== Task to complete ==
Among the lines below, count those with "Cluster". Give only the number.

Figure record extracts:
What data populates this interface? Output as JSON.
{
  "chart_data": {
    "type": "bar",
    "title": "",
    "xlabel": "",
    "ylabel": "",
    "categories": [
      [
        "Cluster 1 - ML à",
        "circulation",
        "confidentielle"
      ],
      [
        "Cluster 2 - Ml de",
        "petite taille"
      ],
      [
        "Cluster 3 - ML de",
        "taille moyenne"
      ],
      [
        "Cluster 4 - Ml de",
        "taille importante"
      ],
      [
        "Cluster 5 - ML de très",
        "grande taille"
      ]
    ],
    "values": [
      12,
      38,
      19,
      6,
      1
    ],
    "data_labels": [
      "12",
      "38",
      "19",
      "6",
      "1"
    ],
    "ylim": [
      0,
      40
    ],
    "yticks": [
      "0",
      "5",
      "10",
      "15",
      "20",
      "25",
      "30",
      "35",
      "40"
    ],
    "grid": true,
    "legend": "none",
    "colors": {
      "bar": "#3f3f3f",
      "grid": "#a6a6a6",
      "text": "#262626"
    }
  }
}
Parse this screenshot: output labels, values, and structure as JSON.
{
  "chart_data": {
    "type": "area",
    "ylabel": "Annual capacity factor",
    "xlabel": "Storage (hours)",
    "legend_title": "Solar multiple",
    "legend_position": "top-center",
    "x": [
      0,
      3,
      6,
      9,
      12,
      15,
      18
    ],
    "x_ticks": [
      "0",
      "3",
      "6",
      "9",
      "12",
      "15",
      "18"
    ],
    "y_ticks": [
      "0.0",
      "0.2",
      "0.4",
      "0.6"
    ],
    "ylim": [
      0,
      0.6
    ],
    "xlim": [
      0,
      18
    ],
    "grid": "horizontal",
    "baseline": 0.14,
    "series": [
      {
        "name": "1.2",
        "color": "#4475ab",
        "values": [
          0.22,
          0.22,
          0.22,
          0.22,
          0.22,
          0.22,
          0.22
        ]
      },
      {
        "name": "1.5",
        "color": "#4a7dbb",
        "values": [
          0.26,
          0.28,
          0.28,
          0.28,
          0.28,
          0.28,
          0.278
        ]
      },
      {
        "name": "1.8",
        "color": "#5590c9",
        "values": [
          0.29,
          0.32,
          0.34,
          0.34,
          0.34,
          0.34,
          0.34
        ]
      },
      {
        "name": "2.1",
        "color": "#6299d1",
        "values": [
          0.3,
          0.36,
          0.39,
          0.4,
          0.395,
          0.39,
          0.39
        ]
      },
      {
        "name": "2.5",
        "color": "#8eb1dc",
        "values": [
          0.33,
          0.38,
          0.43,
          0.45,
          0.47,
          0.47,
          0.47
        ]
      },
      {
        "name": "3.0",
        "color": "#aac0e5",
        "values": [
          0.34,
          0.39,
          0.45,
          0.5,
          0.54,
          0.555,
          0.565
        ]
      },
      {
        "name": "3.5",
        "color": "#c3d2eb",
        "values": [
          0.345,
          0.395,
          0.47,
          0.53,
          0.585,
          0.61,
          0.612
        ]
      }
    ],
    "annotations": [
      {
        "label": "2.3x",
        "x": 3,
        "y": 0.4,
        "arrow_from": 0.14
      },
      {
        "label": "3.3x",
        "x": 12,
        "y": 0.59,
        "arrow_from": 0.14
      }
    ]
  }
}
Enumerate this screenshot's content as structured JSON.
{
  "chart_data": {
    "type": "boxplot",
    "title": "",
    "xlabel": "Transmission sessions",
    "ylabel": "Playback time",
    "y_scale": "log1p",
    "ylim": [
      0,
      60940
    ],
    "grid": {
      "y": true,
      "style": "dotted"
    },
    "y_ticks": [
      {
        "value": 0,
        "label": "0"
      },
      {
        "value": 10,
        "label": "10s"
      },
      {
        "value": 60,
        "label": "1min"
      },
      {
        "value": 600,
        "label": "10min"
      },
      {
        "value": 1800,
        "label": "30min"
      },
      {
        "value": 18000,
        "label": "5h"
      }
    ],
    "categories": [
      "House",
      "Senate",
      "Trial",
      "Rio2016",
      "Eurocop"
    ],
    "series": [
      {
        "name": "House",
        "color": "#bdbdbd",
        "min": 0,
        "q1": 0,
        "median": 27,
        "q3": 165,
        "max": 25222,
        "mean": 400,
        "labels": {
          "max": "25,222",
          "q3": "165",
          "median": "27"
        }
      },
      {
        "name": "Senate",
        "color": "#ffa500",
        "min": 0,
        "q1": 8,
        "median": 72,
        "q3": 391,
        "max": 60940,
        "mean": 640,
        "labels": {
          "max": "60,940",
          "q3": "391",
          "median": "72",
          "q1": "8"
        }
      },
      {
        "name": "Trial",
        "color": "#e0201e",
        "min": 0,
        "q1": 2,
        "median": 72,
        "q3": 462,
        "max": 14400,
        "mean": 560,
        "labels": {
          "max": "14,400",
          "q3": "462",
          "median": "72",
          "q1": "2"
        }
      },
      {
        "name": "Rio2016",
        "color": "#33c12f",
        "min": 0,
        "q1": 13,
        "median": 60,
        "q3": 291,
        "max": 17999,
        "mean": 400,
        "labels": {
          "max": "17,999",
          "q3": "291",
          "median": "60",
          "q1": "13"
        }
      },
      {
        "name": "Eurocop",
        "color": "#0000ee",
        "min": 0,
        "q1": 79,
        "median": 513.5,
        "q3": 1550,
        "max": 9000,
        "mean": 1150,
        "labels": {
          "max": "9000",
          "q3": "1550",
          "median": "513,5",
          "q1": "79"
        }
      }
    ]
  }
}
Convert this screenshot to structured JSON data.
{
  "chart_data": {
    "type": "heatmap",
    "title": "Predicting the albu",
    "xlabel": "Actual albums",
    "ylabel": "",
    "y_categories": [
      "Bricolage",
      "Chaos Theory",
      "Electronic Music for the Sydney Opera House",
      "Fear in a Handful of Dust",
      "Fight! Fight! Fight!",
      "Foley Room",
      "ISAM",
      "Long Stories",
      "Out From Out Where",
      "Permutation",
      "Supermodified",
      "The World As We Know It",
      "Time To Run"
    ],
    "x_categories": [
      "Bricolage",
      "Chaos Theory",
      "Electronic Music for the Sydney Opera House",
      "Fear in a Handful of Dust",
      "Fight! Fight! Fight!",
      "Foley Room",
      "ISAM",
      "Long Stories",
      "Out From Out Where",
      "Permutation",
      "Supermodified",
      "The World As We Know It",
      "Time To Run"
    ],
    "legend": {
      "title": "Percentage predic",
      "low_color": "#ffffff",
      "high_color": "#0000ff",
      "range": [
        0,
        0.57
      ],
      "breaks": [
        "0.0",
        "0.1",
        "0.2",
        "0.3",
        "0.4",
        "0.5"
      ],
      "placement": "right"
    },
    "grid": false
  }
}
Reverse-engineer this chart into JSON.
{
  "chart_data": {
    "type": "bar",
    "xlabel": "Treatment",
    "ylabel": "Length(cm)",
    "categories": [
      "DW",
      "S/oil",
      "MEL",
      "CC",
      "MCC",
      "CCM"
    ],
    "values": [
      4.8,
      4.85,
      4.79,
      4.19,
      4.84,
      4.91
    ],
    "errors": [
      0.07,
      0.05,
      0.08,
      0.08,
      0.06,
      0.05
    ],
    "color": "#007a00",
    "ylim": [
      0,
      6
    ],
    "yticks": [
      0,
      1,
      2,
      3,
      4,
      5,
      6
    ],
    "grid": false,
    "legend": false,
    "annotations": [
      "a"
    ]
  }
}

== The completed task ==
5